**** Data shown

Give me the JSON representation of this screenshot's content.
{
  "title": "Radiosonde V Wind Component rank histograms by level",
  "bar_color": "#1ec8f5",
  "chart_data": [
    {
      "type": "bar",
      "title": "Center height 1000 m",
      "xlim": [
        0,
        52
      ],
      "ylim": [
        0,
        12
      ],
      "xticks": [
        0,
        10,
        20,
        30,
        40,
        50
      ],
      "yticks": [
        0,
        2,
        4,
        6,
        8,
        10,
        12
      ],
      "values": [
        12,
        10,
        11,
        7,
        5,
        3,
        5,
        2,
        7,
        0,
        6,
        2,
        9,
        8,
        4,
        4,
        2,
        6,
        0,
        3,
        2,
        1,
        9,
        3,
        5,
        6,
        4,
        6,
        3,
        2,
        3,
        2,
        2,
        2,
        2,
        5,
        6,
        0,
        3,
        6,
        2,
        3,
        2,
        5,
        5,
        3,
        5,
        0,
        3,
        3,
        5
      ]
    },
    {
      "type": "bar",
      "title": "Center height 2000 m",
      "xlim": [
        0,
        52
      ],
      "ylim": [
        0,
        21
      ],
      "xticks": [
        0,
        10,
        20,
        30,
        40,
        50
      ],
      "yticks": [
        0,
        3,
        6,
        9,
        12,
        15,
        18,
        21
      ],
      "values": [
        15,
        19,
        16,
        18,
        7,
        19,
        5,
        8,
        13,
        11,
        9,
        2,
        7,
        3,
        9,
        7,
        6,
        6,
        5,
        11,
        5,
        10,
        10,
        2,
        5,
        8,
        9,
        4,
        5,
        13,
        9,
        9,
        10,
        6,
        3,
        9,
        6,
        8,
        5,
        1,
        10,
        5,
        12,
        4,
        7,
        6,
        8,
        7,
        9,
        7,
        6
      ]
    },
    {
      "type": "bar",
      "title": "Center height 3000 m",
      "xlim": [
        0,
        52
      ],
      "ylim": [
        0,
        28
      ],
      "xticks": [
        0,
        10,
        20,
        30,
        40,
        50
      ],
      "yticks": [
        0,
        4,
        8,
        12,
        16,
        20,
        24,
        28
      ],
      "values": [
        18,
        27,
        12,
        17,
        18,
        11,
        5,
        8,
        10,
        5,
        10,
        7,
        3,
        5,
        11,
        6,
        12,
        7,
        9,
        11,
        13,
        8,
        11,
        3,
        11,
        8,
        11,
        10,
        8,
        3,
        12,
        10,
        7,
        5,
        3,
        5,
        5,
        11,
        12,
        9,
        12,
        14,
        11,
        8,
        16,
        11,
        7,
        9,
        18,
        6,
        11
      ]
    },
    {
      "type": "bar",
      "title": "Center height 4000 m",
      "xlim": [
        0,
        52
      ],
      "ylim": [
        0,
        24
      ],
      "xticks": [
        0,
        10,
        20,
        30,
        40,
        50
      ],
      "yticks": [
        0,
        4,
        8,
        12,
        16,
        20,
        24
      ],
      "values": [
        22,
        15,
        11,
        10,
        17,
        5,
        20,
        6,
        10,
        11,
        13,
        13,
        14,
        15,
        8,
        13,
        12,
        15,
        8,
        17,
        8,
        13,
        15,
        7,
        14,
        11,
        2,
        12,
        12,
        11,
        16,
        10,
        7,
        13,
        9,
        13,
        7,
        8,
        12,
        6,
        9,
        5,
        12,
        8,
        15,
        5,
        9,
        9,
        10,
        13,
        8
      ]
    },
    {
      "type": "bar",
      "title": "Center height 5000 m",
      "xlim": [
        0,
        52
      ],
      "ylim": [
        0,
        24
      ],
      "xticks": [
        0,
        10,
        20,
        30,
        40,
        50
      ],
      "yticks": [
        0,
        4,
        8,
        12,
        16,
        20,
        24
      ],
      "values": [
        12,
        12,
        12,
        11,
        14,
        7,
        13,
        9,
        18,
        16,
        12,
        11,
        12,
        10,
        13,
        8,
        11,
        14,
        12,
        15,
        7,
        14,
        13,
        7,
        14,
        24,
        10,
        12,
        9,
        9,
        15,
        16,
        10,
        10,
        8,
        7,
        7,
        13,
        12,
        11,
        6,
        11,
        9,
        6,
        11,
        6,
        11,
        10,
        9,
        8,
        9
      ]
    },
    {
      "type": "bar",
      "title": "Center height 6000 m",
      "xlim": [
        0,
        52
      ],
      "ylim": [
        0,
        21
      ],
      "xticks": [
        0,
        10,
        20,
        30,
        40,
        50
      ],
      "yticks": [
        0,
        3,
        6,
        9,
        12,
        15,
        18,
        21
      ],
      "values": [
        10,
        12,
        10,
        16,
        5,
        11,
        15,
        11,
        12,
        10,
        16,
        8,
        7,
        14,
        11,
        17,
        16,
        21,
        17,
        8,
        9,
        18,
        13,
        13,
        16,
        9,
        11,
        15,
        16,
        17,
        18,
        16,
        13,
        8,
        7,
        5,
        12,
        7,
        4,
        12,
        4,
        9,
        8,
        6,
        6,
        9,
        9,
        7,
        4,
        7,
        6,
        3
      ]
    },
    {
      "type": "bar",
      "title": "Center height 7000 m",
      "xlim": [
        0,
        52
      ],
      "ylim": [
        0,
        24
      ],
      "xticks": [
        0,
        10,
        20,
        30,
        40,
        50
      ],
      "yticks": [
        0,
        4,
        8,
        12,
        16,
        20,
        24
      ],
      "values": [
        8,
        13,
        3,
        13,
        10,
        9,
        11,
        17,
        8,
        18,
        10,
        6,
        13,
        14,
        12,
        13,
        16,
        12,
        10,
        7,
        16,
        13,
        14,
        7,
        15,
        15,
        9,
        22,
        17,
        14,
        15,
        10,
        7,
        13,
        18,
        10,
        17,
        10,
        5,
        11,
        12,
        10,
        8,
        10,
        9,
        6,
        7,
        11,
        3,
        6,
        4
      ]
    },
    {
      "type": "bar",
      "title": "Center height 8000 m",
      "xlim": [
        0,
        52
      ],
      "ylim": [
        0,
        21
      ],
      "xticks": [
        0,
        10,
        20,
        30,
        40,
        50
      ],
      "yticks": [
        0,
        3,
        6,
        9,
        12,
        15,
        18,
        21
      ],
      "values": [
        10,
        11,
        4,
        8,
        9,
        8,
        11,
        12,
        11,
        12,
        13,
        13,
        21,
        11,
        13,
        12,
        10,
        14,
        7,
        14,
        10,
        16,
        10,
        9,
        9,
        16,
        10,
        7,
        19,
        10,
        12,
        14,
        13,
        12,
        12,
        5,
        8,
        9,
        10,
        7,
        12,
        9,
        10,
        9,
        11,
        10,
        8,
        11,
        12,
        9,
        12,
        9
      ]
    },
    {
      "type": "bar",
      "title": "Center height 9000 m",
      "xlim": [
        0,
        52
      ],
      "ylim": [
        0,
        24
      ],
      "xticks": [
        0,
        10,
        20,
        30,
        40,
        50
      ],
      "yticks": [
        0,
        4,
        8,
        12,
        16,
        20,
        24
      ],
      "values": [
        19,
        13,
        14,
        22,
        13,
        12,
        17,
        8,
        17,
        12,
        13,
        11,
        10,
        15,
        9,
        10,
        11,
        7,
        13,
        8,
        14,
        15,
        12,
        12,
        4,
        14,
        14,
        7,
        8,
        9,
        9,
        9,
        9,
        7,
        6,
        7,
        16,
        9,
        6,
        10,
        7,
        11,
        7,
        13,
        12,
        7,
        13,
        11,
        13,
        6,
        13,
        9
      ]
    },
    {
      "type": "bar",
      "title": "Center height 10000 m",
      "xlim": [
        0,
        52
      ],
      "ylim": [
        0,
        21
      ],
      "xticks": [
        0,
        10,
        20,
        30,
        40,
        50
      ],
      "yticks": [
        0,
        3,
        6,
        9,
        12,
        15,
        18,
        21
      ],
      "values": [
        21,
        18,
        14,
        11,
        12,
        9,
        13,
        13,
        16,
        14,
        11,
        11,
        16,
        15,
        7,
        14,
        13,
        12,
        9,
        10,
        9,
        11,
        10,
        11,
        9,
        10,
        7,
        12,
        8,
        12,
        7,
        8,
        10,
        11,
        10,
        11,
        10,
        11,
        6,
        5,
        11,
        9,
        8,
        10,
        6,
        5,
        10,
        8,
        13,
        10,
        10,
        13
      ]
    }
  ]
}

********

Report every line containing the word "title" from the listing above.

• Problem solution:
  "title": "Radiosonde V Wind Component rank histograms by level",
      "title": "Center height 1000 m",
      "title": "Center height 2000 m",
      "title": "Center height 3000 m",
      "title": "Center height 4000 m",
      "title": "Center height 5000 m",
      "title": "Center height 6000 m",
      "title": "Center height 7000 m",
      "title": "Center height 8000 m",
      "title": "Center height 9000 m",
      "title": "Center height 10000 m",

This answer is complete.